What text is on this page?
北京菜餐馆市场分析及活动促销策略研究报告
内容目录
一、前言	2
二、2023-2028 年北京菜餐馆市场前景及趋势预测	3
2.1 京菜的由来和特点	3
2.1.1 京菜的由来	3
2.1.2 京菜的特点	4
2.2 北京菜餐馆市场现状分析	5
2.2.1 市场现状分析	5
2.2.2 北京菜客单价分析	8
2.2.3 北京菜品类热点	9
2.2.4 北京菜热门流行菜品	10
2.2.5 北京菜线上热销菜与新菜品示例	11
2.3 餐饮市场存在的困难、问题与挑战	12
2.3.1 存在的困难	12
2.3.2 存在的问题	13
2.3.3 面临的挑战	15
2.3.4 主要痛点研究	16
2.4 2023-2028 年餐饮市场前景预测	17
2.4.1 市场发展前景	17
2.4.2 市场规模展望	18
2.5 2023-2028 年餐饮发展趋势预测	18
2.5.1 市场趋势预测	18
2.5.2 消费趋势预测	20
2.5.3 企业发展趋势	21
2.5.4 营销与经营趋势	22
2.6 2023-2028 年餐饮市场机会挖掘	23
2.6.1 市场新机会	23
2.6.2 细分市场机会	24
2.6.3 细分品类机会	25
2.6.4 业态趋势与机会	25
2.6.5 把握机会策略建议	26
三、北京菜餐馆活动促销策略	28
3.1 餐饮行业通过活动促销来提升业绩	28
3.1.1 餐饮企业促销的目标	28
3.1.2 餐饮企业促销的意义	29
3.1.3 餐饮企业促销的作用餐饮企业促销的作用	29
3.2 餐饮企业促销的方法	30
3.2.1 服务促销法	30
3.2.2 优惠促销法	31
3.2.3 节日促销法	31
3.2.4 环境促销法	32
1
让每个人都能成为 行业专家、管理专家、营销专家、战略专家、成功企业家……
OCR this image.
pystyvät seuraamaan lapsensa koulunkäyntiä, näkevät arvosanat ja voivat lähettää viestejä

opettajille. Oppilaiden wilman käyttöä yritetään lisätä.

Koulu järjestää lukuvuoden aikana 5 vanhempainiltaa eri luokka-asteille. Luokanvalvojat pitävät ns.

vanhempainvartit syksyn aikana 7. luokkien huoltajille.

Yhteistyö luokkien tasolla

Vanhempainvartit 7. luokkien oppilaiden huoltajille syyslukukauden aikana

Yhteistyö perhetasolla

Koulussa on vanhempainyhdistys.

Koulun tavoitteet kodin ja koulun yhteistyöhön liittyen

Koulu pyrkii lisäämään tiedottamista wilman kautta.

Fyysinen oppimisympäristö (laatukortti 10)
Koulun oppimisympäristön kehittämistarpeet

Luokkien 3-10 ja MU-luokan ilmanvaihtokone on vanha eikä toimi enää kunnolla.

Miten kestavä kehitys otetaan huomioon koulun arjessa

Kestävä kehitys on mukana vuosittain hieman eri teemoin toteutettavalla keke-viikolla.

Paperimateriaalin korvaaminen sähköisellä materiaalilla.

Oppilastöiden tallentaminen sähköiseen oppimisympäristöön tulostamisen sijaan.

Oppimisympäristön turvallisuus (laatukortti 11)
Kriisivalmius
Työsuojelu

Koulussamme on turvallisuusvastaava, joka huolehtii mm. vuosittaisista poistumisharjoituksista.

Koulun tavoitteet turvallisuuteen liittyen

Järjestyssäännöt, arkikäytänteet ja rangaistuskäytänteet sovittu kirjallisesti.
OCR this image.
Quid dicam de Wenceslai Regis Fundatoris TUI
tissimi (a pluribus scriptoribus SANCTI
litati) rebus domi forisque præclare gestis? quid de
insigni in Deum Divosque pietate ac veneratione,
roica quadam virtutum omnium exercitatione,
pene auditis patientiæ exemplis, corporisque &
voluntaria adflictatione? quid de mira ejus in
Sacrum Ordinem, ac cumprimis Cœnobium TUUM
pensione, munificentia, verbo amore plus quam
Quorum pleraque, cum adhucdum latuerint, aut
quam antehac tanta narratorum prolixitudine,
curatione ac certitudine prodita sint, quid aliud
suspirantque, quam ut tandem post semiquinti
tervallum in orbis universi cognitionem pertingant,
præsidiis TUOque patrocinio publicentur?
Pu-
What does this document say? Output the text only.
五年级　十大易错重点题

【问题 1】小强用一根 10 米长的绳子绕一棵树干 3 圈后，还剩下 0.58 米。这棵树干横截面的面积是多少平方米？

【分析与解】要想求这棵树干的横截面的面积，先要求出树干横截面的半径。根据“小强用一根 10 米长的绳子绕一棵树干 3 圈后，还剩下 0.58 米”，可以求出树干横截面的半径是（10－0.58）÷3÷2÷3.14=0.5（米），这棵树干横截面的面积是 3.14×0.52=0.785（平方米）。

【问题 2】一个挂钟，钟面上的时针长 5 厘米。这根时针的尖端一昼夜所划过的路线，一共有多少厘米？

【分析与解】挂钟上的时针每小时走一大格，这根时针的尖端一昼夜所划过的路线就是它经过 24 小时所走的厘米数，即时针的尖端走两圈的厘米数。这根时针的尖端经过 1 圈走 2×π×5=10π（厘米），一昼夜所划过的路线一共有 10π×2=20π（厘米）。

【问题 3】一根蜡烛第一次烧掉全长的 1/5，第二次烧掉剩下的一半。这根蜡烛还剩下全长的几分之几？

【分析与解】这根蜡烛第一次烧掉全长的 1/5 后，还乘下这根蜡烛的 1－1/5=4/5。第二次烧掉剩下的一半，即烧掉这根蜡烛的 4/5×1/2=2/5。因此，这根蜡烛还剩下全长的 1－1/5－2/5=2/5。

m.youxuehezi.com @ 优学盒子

- SHORT TASK
Exactly and only the lines from the one containing "What does this" through the end of the material are to be reproduced, both ends included.

- OUTPUT
What does this document say? Output the text only.
五年级　十大易错重点题

【问题 1】小强用一根 10 米长的绳子绕一棵树干 3 圈后，还剩下 0.58 米。这棵树干横截面的面积是多少平方米？

【分析与解】要想求这棵树干的横截面的面积，先要求出树干横截面的半径。根据“小强用一根 10 米长的绳子绕一棵树干 3 圈后，还剩下 0.58 米”，可以求出树干横截面的半径是（10－0.58）÷3÷2÷3.14=0.5（米），这棵树干横截面的面积是 3.14×0.52=0.785（平方米）。

【问题 2】一个挂钟，钟面上的时针长 5 厘米。这根时针的尖端一昼夜所划过的路线，一共有多少厘米？

【分析与解】挂钟上的时针每小时走一大格，这根时针的尖端一昼夜所划过的路线就是它经过 24 小时所走的厘米数，即时针的尖端走两圈的厘米数。这根时针的尖端经过 1 圈走 2×π×5=10π（厘米），一昼夜所划过的路线一共有 10π×2=20π（厘米）。

【问题 3】一根蜡烛第一次烧掉全长的 1/5，第二次烧掉剩下的一半。这根蜡烛还剩下全长的几分之几？

【分析与解】这根蜡烛第一次烧掉全长的 1/5 后，还乘下这根蜡烛的 1－1/5=4/5。第二次烧掉剩下的一半，即烧掉这根蜡烛的 4/5×1/2=2/5。因此，这根蜡烛还剩下全长的 1－1/5－2/5=2/5。

m.youxuehezi.com @ 优学盒子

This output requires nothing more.